THE INPUT:
= = = = =

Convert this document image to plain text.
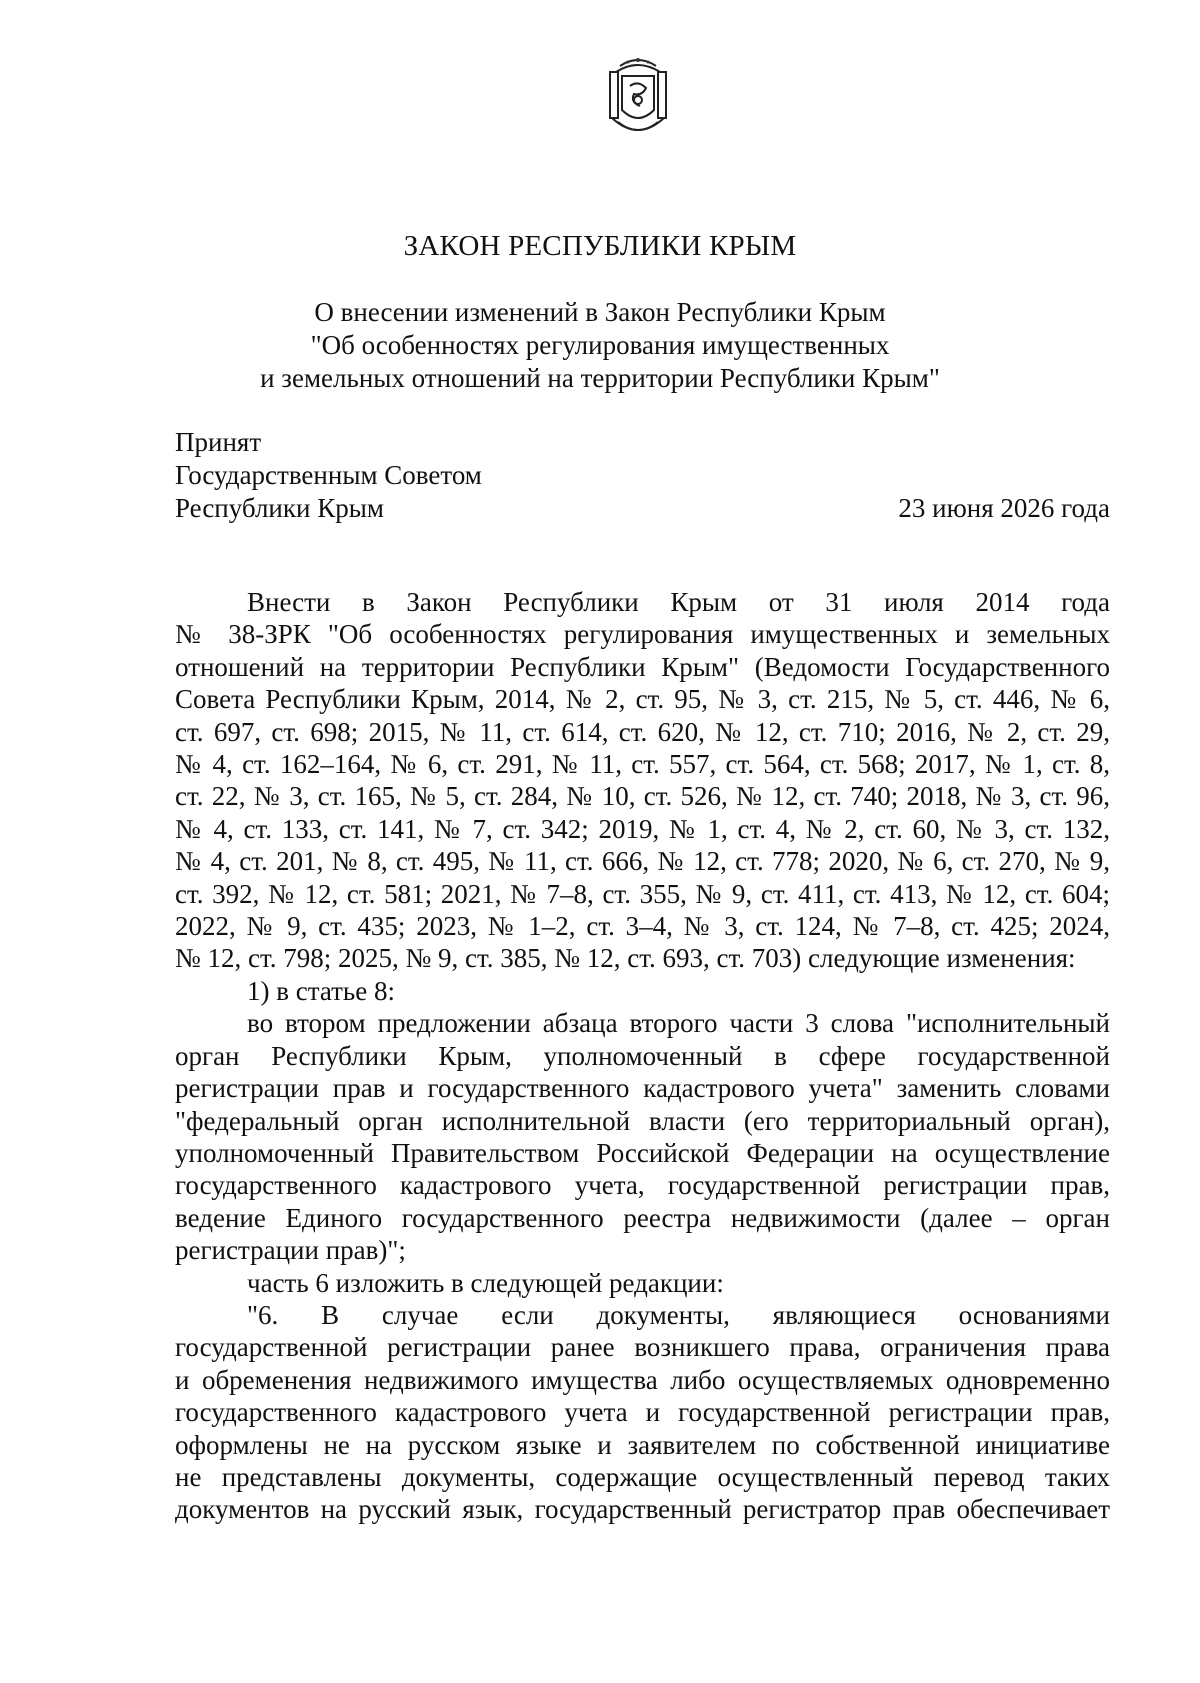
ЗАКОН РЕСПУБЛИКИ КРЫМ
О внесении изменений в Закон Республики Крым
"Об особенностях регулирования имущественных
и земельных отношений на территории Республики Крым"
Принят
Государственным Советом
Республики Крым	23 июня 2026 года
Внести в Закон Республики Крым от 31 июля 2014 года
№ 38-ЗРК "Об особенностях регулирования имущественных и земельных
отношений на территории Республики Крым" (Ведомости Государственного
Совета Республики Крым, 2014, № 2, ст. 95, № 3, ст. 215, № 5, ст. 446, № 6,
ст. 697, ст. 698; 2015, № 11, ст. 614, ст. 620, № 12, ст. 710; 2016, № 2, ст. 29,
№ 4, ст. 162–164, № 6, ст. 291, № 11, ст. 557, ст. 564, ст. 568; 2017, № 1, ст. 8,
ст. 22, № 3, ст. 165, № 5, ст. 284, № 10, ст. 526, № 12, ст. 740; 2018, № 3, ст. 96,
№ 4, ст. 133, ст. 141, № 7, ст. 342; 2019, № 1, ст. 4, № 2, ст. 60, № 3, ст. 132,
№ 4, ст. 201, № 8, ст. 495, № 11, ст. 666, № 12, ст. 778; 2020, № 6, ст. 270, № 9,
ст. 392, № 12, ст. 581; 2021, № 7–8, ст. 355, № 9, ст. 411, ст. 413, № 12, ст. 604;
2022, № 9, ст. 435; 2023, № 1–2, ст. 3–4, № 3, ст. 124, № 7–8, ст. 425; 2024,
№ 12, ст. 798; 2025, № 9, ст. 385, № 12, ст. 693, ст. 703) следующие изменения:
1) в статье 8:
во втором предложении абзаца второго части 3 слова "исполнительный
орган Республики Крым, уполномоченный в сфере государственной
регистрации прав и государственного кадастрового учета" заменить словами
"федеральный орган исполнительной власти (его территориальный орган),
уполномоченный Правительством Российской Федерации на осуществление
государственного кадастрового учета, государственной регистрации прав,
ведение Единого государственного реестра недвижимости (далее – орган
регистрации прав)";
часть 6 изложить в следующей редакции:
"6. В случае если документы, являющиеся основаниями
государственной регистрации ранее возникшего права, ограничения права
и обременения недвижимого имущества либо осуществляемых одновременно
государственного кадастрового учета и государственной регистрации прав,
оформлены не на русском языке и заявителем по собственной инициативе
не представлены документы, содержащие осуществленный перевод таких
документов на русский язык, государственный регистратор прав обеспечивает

= = = = =

WRITTEN EXERCISE:
Every entry must be reproduced exactly, with the images left out.

RESULT FOR THIS TASK:
Convert this document image to plain text.
ЗАКОН РЕСПУБЛИКИ КРЫМ
О внесении изменений в Закон Республики Крым
"Об особенностях регулирования имущественных
и земельных отношений на территории Республики Крым"
Принят
Государственным Советом
Республики Крым	23 июня 2026 года
Внести в Закон Республики Крым от 31 июля 2014 года
№ 38-ЗРК "Об особенностях регулирования имущественных и земельных
отношений на территории Республики Крым" (Ведомости Государственного
Совета Республики Крым, 2014, № 2, ст. 95, № 3, ст. 215, № 5, ст. 446, № 6,
ст. 697, ст. 698; 2015, № 11, ст. 614, ст. 620, № 12, ст. 710; 2016, № 2, ст. 29,
№ 4, ст. 162–164, № 6, ст. 291, № 11, ст. 557, ст. 564, ст. 568; 2017, № 1, ст. 8,
ст. 22, № 3, ст. 165, № 5, ст. 284, № 10, ст. 526, № 12, ст. 740; 2018, № 3, ст. 96,
№ 4, ст. 133, ст. 141, № 7, ст. 342; 2019, № 1, ст. 4, № 2, ст. 60, № 3, ст. 132,
№ 4, ст. 201, № 8, ст. 495, № 11, ст. 666, № 12, ст. 778; 2020, № 6, ст. 270, № 9,
ст. 392, № 12, ст. 581; 2021, № 7–8, ст. 355, № 9, ст. 411, ст. 413, № 12, ст. 604;
2022, № 9, ст. 435; 2023, № 1–2, ст. 3–4, № 3, ст. 124, № 7–8, ст. 425; 2024,
№ 12, ст. 798; 2025, № 9, ст. 385, № 12, ст. 693, ст. 703) следующие изменения:
1) в статье 8:
во втором предложении абзаца второго части 3 слова "исполнительный
орган Республики Крым, уполномоченный в сфере государственной
регистрации прав и государственного кадастрового учета" заменить словами
"федеральный орган исполнительной власти (его территориальный орган),
уполномоченный Правительством Российской Федерации на осуществление
государственного кадастрового учета, государственной регистрации прав,
ведение Единого государственного реестра недвижимости (далее – орган
регистрации прав)";
часть 6 изложить в следующей редакции:
"6. В случае если документы, являющиеся основаниями
государственной регистрации ранее возникшего права, ограничения права
и обременения недвижимого имущества либо осуществляемых одновременно
государственного кадастрового учета и государственной регистрации прав,
оформлены не на русском языке и заявителем по собственной инициативе
не представлены документы, содержащие осуществленный перевод таких
документов на русский язык, государственный регистратор прав обеспечивает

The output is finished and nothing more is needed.